__The exercise__
Will you transcribe the entries that follow, exactly and in full?

◇ ◇ ◇ ◇

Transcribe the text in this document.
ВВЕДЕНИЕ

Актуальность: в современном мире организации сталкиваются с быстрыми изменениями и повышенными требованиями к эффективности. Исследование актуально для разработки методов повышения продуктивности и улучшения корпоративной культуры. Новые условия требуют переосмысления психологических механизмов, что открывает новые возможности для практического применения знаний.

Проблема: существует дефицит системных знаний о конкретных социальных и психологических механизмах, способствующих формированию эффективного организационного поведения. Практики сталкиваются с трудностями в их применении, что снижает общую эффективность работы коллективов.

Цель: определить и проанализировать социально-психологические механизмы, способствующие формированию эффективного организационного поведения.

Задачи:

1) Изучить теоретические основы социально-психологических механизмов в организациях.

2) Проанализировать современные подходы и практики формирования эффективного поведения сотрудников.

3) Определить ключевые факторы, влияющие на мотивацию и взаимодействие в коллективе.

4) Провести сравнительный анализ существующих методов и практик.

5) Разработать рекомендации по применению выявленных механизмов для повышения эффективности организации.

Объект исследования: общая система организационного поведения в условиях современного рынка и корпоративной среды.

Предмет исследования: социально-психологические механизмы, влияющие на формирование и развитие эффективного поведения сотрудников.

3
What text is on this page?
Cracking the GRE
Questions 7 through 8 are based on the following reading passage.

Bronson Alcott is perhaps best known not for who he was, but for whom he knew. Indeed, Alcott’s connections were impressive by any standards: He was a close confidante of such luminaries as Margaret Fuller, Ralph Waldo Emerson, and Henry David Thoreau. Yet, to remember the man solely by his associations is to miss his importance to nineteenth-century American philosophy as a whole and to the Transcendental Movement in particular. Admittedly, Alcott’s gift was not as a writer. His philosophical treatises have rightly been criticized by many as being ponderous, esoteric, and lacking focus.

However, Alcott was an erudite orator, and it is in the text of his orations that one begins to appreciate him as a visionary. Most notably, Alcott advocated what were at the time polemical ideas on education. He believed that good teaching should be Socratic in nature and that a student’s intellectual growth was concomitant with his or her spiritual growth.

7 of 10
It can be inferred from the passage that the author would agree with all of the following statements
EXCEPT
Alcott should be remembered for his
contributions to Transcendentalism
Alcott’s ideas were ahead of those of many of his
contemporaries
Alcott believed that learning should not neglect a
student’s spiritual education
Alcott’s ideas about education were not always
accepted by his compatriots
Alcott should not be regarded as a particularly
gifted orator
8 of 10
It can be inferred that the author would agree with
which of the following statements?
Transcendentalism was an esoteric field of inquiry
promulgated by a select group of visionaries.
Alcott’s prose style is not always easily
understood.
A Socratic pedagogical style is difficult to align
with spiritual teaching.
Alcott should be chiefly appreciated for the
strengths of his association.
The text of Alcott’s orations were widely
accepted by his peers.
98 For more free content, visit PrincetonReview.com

◇ ◇ ◇ ◇

__Full answer__
Transcribe the text in this document.
ВВЕДЕНИЕ

Актуальность: в современном мире организации сталкиваются с быстрыми изменениями и повышенными требованиями к эффективности. Исследование актуально для разработки методов повышения продуктивности и улучшения корпоративной культуры. Новые условия требуют переосмысления психологических механизмов, что открывает новые возможности для практического применения знаний.

Проблема: существует дефицит системных знаний о конкретных социальных и психологических механизмах, способствующих формированию эффективного организационного поведения. Практики сталкиваются с трудностями в их применении, что снижает общую эффективность работы коллективов.

Цель: определить и проанализировать социально-психологические механизмы, способствующие формированию эффективного организационного поведения.

Задачи:

1) Изучить теоретические основы социально-психологических механизмов в организациях.

2) Проанализировать современные подходы и практики формирования эффективного поведения сотрудников.

3) Определить ключевые факторы, влияющие на мотивацию и взаимодействие в коллективе.

4) Провести сравнительный анализ существующих методов и практик.

5) Разработать рекомендации по применению выявленных механизмов для повышения эффективности организации.

Объект исследования: общая система организационного поведения в условиях современного рынка и корпоративной среды.

Предмет исследования: социально-психологические механизмы, влияющие на формирование и развитие эффективного поведения сотрудников.

3
What text is on this page?
Cracking the GRE
Questions 7 through 8 are based on the following reading passage.

Bronson Alcott is perhaps best known not for who he was, but for whom he knew. Indeed, Alcott’s connections were impressive by any standards: He was a close confidante of such luminaries as Margaret Fuller, Ralph Waldo Emerson, and Henry David Thoreau. Yet, to remember the man solely by his associations is to miss his importance to nineteenth-century American philosophy as a whole and to the Transcendental Movement in particular. Admittedly, Alcott’s gift was not as a writer. His philosophical treatises have rightly been criticized by many as being ponderous, esoteric, and lacking focus.

However, Alcott was an erudite orator, and it is in the text of his orations that one begins to appreciate him as a visionary. Most notably, Alcott advocated what were at the time polemical ideas on education. He believed that good teaching should be Socratic in nature and that a student’s intellectual growth was concomitant with his or her spiritual growth.

7 of 10
It can be inferred from the passage that the author would agree with all of the following statements
EXCEPT
Alcott should be remembered for his
contributions to Transcendentalism
Alcott’s ideas were ahead of those of many of his
contemporaries
Alcott believed that learning should not neglect a
student’s spiritual education
Alcott’s ideas about education were not always
accepted by his compatriots
Alcott should not be regarded as a particularly
gifted orator
8 of 10
It can be inferred that the author would agree with
which of the following statements?
Transcendentalism was an esoteric field of inquiry
promulgated by a select group of visionaries.
Alcott’s prose style is not always easily
understood.
A Socratic pedagogical style is difficult to align
with spiritual teaching.
Alcott should be chiefly appreciated for the
strengths of his association.
The text of Alcott’s orations were widely
accepted by his peers.
98 For more free content, visit PrincetonReview.com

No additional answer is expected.